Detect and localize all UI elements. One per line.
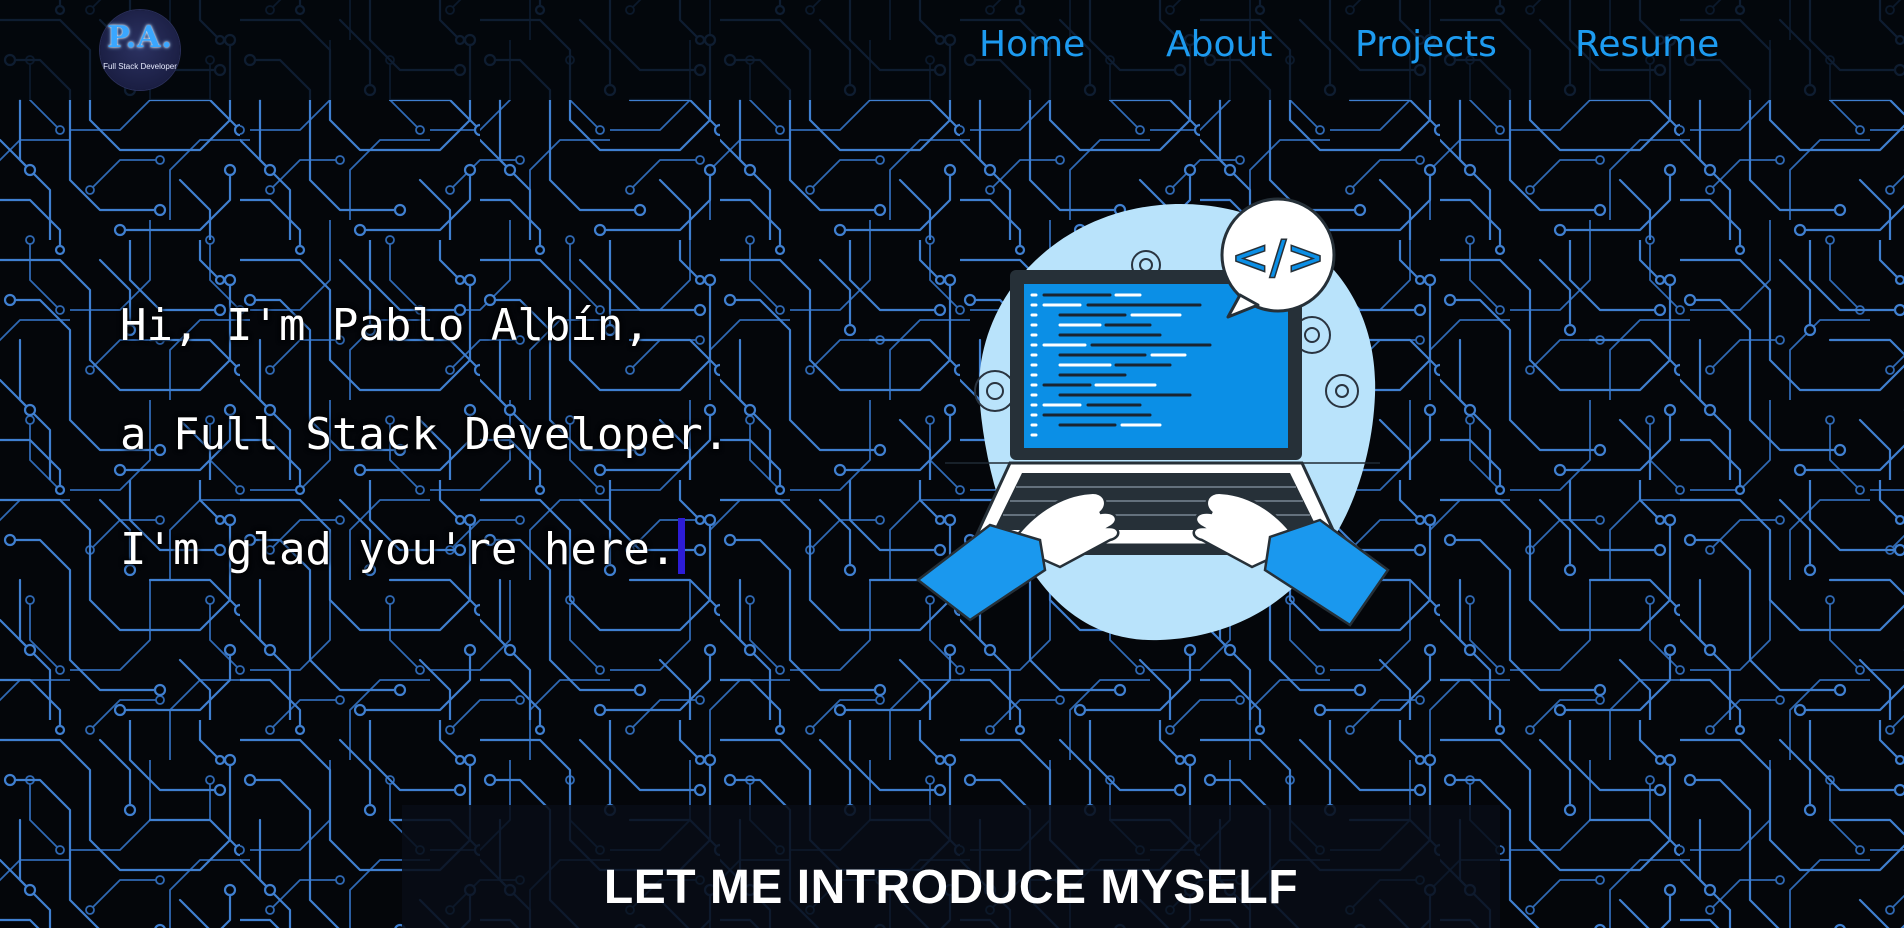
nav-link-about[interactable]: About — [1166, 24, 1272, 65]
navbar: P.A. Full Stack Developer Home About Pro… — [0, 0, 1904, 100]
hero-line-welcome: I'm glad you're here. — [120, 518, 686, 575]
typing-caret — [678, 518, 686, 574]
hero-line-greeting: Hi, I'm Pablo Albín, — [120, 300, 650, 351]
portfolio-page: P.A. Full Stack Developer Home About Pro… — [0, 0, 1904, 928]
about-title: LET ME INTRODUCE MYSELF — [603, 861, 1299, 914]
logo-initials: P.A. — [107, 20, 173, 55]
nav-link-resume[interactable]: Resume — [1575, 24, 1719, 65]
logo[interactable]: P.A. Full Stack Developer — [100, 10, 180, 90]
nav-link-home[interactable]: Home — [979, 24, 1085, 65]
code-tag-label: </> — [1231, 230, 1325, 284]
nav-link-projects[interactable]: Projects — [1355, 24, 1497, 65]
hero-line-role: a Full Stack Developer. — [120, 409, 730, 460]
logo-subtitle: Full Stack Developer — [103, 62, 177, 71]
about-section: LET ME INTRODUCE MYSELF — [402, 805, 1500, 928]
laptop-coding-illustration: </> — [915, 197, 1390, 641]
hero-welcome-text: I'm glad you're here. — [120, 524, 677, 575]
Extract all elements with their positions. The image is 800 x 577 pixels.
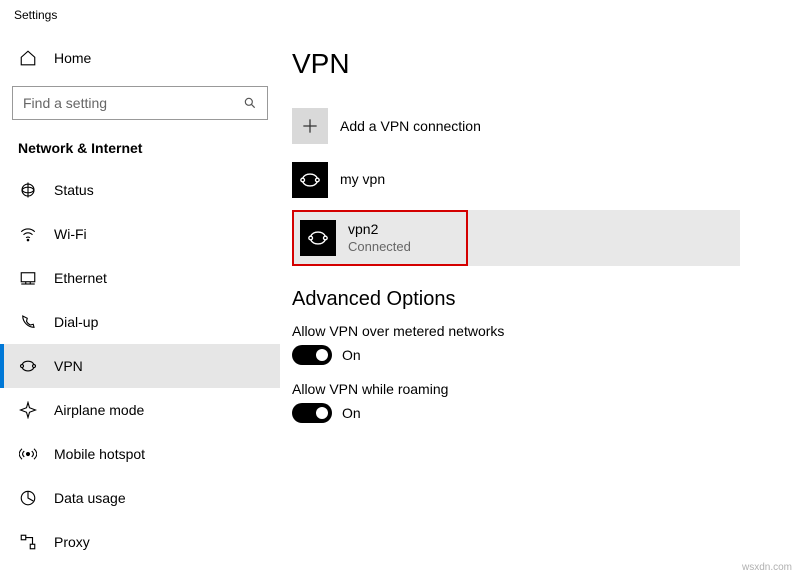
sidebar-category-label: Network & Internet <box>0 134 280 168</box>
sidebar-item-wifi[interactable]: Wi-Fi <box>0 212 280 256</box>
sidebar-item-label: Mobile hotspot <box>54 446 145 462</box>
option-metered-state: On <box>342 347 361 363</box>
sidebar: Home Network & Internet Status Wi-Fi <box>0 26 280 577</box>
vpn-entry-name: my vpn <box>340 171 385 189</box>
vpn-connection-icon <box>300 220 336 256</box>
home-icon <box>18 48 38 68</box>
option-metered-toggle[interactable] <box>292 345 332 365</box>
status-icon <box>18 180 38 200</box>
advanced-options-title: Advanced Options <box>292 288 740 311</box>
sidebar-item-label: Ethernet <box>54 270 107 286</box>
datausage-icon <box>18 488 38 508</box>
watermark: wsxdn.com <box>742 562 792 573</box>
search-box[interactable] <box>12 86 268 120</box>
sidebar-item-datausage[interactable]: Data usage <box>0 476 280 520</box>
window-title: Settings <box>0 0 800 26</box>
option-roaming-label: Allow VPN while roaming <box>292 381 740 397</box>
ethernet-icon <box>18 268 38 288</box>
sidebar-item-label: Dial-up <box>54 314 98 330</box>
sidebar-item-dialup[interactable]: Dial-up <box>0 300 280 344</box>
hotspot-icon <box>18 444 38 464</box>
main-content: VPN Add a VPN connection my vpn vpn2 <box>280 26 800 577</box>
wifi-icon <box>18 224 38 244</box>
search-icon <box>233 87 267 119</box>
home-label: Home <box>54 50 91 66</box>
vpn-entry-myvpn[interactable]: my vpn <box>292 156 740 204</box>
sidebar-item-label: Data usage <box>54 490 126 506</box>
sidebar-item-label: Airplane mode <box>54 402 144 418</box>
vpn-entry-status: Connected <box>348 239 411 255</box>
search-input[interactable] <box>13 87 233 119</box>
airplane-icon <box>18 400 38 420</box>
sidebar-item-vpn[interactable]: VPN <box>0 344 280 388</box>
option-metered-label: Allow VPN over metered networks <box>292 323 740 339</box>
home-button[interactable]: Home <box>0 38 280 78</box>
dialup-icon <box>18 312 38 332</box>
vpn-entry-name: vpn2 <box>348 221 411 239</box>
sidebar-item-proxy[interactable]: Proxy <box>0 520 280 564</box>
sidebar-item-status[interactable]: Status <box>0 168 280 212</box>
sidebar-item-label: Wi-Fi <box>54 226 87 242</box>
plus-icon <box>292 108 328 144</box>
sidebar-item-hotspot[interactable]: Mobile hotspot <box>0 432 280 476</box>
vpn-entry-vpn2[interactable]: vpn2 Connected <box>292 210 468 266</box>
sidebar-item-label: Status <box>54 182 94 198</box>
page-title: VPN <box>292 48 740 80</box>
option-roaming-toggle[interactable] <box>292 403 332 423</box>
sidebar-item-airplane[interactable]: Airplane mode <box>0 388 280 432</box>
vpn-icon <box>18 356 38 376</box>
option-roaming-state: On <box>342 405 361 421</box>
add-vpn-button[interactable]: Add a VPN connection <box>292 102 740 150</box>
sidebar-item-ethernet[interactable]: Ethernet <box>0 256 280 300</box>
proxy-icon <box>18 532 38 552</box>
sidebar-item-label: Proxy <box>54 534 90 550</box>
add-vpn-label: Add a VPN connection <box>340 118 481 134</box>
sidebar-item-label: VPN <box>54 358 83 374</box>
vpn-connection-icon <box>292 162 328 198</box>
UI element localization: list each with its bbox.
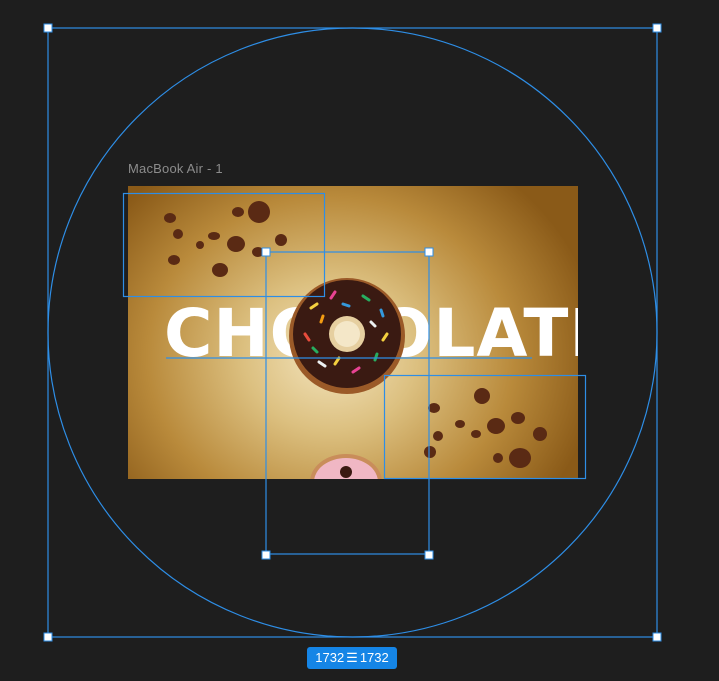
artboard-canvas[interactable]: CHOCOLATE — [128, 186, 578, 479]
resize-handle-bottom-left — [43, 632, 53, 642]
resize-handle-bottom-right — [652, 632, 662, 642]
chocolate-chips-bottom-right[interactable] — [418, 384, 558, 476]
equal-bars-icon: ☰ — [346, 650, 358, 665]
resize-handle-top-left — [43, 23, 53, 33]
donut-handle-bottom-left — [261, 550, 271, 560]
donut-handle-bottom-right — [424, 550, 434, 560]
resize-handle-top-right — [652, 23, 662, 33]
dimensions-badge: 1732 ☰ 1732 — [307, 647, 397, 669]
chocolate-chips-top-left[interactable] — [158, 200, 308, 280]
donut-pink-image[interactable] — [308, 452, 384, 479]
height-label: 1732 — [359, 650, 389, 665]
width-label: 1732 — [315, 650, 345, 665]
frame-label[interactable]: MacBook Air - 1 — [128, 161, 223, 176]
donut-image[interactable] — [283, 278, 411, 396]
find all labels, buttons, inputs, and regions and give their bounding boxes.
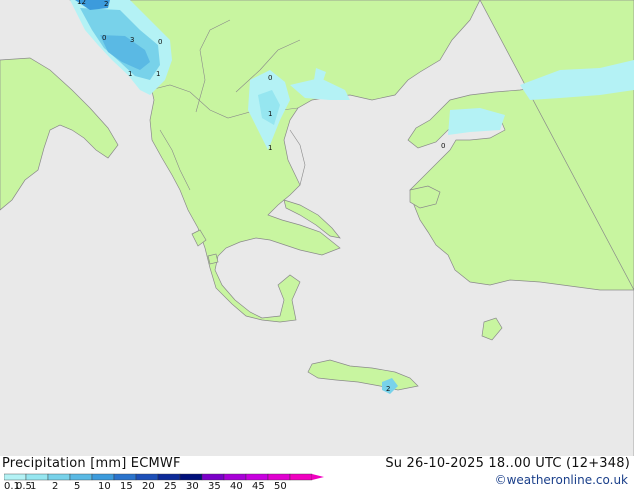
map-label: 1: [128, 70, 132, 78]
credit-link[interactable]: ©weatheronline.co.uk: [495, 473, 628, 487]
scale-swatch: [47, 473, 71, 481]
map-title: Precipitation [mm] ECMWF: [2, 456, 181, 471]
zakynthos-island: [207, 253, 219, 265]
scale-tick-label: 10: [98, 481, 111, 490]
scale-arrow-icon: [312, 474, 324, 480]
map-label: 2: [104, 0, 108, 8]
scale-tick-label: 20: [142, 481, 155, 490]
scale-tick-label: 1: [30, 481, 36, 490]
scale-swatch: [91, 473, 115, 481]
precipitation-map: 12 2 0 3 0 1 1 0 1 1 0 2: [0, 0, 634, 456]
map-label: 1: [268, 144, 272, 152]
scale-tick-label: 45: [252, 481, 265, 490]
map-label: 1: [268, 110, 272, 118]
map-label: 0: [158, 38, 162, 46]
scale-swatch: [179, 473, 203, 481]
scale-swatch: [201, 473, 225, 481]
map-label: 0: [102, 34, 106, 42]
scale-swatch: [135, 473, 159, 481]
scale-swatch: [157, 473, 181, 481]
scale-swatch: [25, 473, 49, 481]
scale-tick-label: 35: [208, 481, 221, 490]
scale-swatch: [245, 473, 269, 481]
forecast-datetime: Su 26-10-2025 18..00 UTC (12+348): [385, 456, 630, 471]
---+---
Pull out every line in the entries above that contains the word "search".

search-box[interactable] <box>12 86 268 120</box>
search-icon <box>233 87 267 119</box>
search-input[interactable] <box>13 87 233 119</box>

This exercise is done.